» **Task brief**
Identify the lines that include the word "жирів", then copy all of them.

» **Data lines**
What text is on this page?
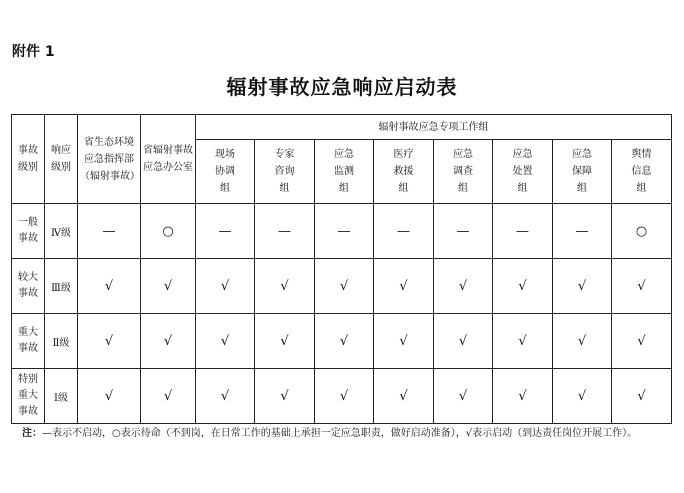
附件 1
辐射事故应急响应启动表
事故级别	响应级别	省生态环境应急指挥部（辐射事故）	省辐射事故应急办公室	辐射事故应急专项工作组							
				现场协调组	专家咨询组	应急监测组	医疗救援组	应急调查组	应急处置组	应急保障组	舆情信息组
一般事故	Ⅳ级	—	○	—	—	—	—	—	—	—	○
较大事故	Ⅲ级	√	√	√	√	√	√	√	√	√	√
重大事故	Ⅱ级	√	√	√	√	√	√	√	√	√	√
特别重大事故	Ⅰ级	√	√	√	√	√	√	√	√	√	√
注：—表示不启动，○表示待命（不到岗，在日常工作的基础上承担一定应急职责，做好启动准备），√表示启动（到达责任岗位开展工作）。
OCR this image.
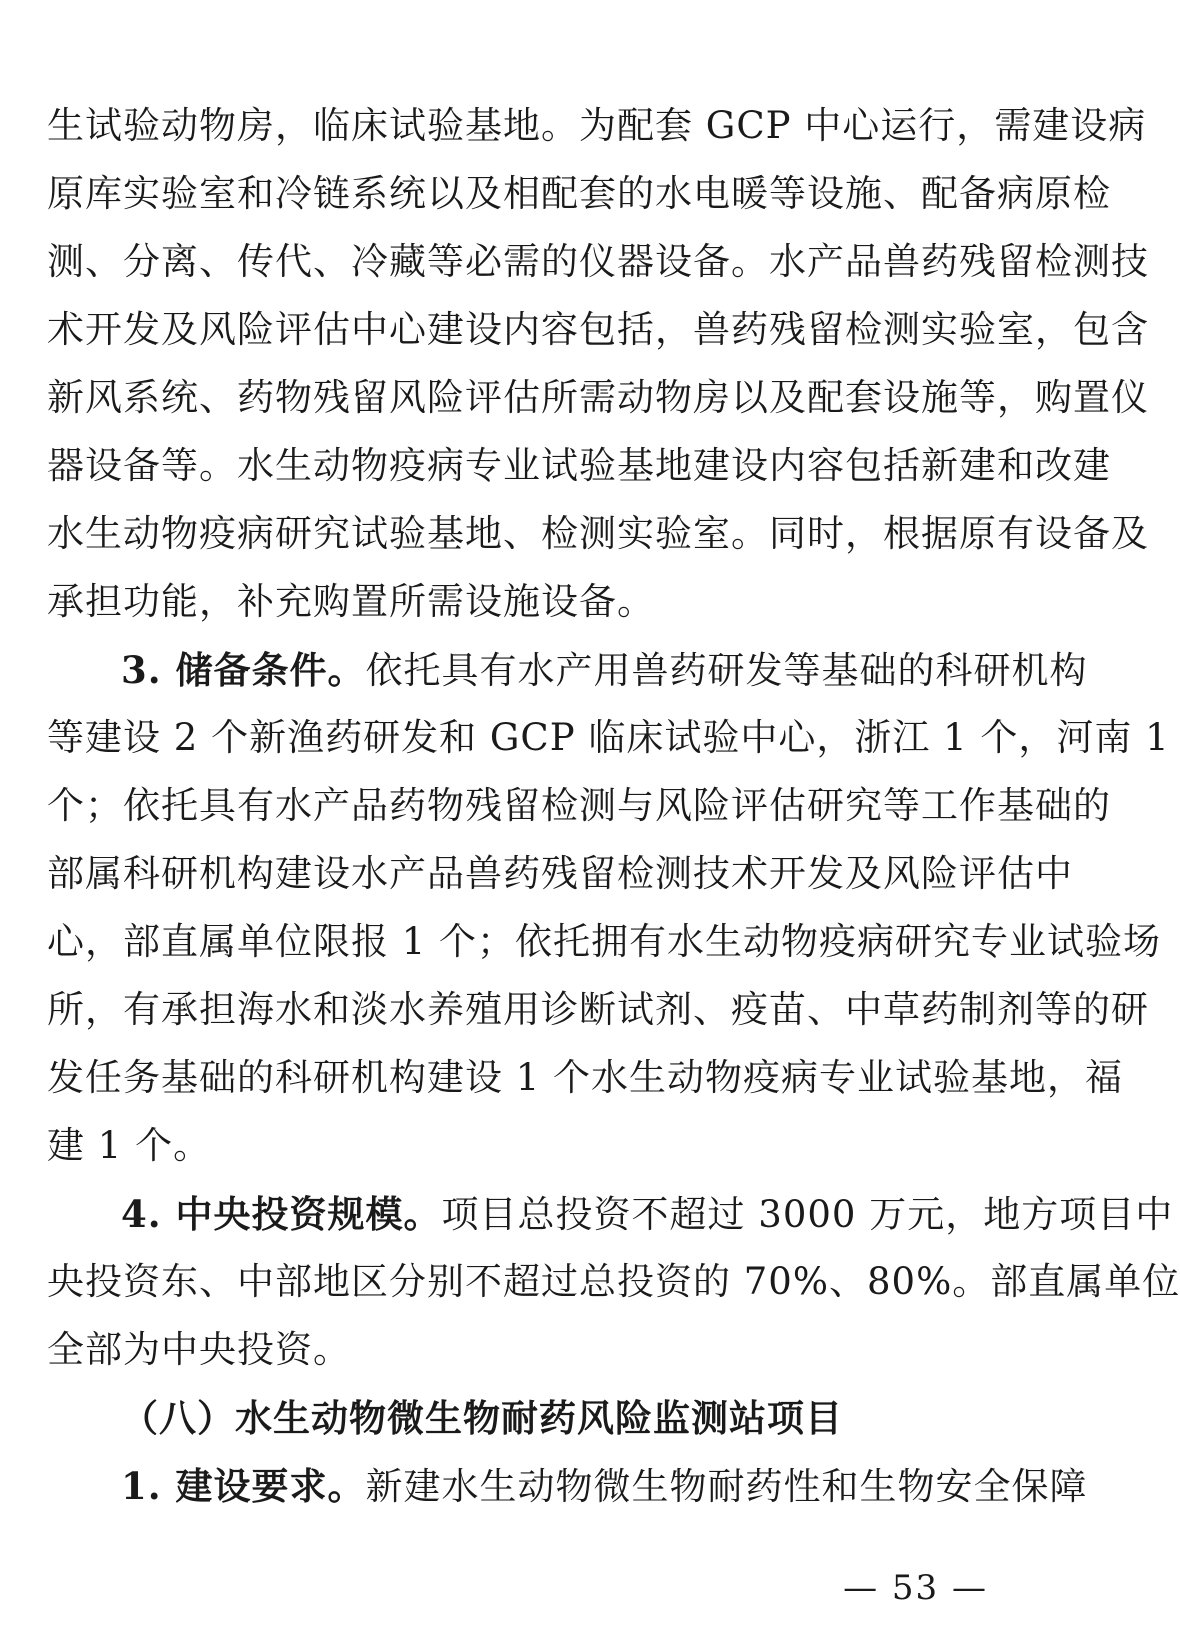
生试验动物房，临床试验基地。为配套 GCP 中心运行，需建设病
原库实验室和冷链系统以及相配套的水电暖等设施、配备病原检
测、分离、传代、冷藏等必需的仪器设备。水产品兽药残留检测技
术开发及风险评估中心建设内容包括，兽药残留检测实验室，包含
新风系统、药物残留风险评估所需动物房以及配套设施等，购置仪
器设备等。水生动物疫病专业试验基地建设内容包括新建和改建
水生动物疫病研究试验基地、检测实验室。同时，根据原有设备及
承担功能，补充购置所需设施设备。
3. 储备条件。依托具有水产用兽药研发等基础的科研机构
等建设 2 个新渔药研发和 GCP 临床试验中心，浙江 1 个，河南 1
个；依托具有水产品药物残留检测与风险评估研究等工作基础的
部属科研机构建设水产品兽药残留检测技术开发及风险评估中
心，部直属单位限报 1 个；依托拥有水生动物疫病研究专业试验场
所，有承担海水和淡水养殖用诊断试剂、疫苗、中草药制剂等的研
发任务基础的科研机构建设 1 个水生动物疫病专业试验基地，福
建 1 个。
4. 中央投资规模。项目总投资不超过 3000 万元，地方项目中
央投资东、中部地区分别不超过总投资的 70%、80%。部直属单位
全部为中央投资。
（八）水生动物微生物耐药风险监测站项目
1. 建设要求。新建水生动物微生物耐药性和生物安全保障
— 53 —
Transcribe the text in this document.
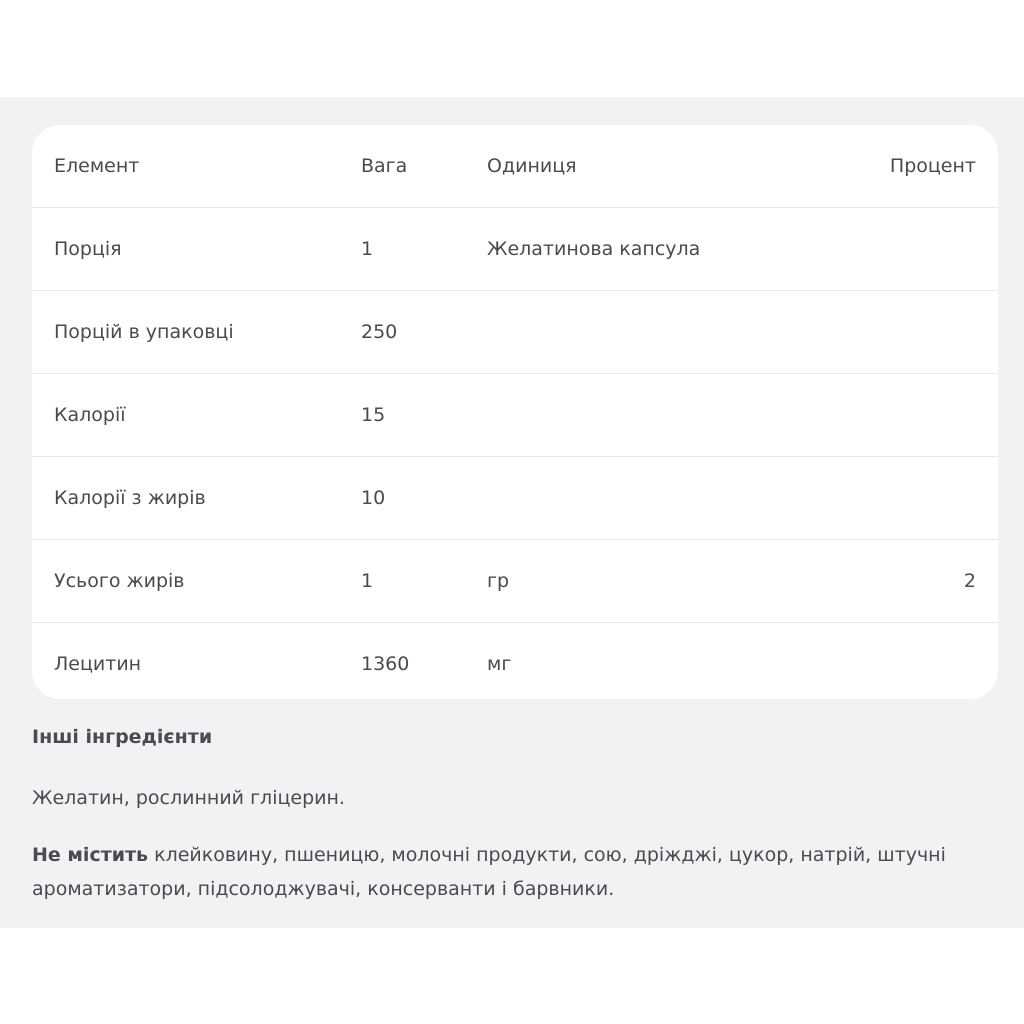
Елемент	Вага	Одиниця	Процент
Порція	1	Желатинова капсула
Порцій в упаковці	250
Калорії	15
Калорії з жирів	10
Усього жирів	1	гр	2
Лецитин	1360	мг
Інші інгредієнти
Желатин, рослинний гліцерин.
Не містить клейковину, пшеницю, молочні продукти, сою, дріжджі, цукор, натрій, штучні ароматизатори, підсолоджувачі, консерванти і барвники.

» **Expected answer**
Калорії з жирів	10
Усього жирів	1	гр	2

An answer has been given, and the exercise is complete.